• [Stated exercise] Count every line of these entries that holds the word "고려하여", and reply with the number only.

• [Data for the task]

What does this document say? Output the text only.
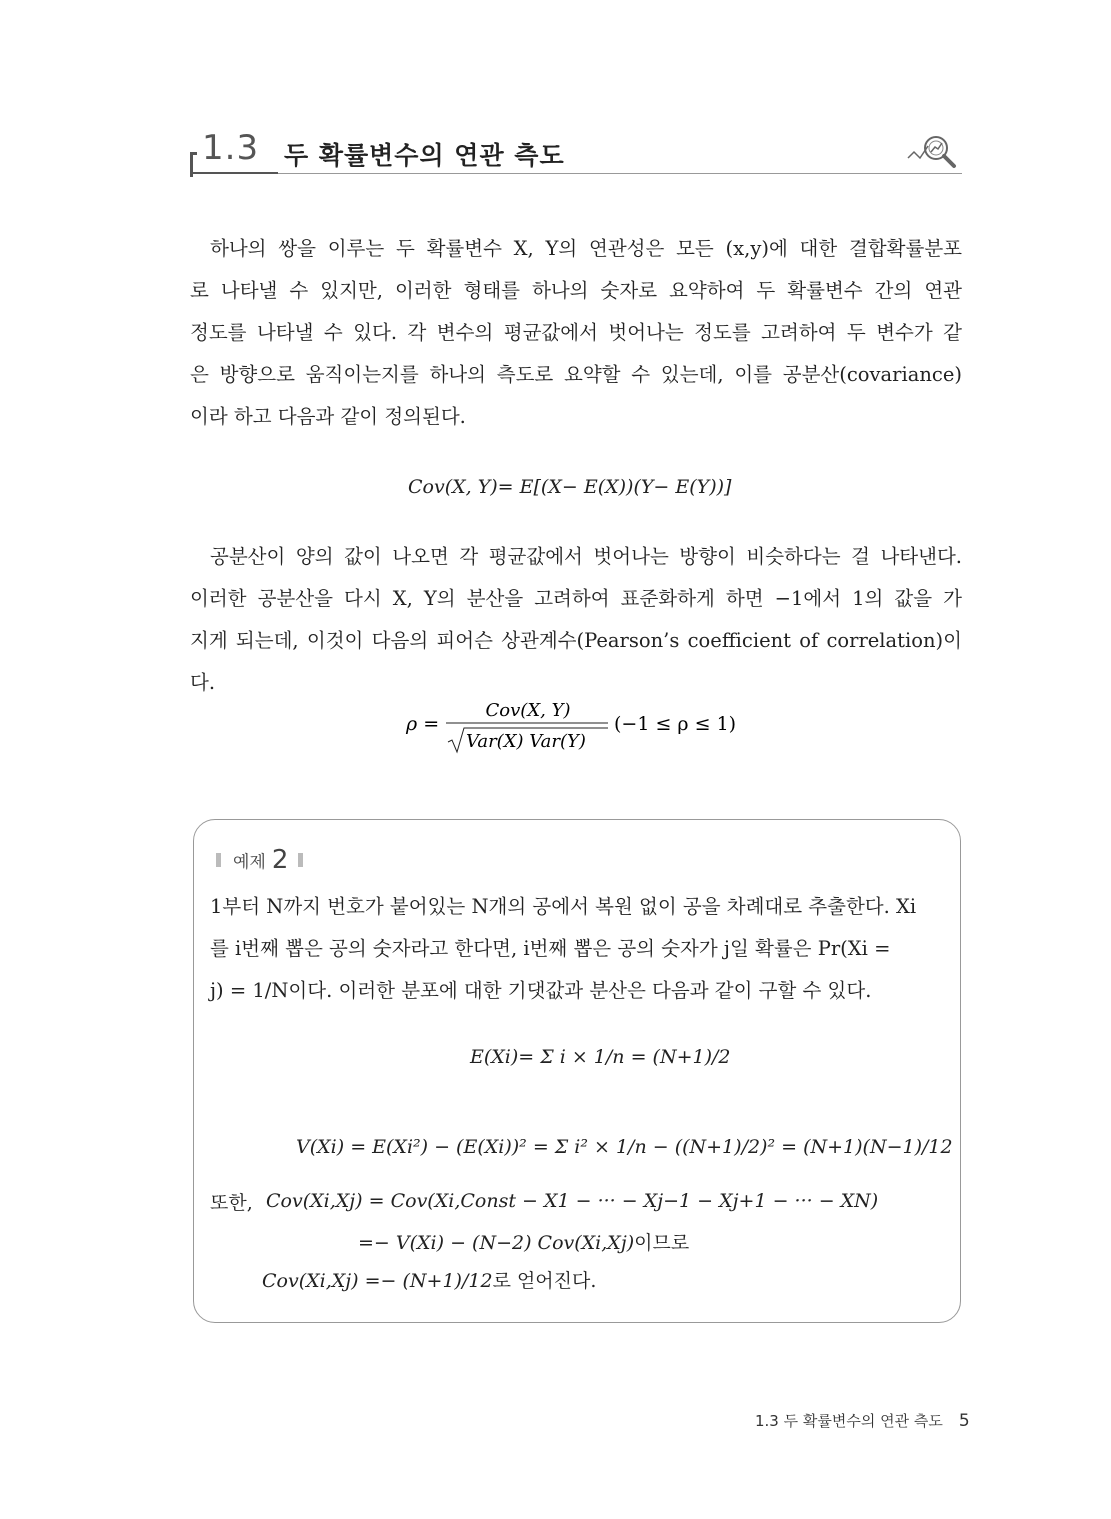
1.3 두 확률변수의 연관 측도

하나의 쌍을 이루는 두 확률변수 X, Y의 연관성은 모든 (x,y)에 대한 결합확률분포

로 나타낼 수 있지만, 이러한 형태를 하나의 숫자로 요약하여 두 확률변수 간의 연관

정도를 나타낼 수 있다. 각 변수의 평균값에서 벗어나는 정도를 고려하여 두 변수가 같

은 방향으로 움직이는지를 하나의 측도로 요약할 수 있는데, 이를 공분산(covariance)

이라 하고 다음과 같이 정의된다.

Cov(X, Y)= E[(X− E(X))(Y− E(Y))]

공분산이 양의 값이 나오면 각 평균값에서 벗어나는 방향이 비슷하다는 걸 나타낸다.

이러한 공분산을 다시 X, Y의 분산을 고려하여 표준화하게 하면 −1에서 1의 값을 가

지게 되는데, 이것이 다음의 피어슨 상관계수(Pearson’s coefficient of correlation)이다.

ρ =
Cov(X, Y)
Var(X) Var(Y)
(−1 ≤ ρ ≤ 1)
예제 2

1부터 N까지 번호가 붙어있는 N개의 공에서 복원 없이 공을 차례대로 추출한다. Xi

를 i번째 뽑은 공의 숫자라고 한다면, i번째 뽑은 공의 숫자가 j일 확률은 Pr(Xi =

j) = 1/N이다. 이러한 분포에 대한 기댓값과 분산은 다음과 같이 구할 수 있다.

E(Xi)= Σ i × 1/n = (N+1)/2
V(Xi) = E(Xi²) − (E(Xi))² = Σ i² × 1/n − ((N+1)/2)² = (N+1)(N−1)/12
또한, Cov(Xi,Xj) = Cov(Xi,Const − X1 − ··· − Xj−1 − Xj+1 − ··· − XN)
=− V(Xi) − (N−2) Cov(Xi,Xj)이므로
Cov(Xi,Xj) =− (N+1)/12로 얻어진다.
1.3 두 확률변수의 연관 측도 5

• [Task response] 2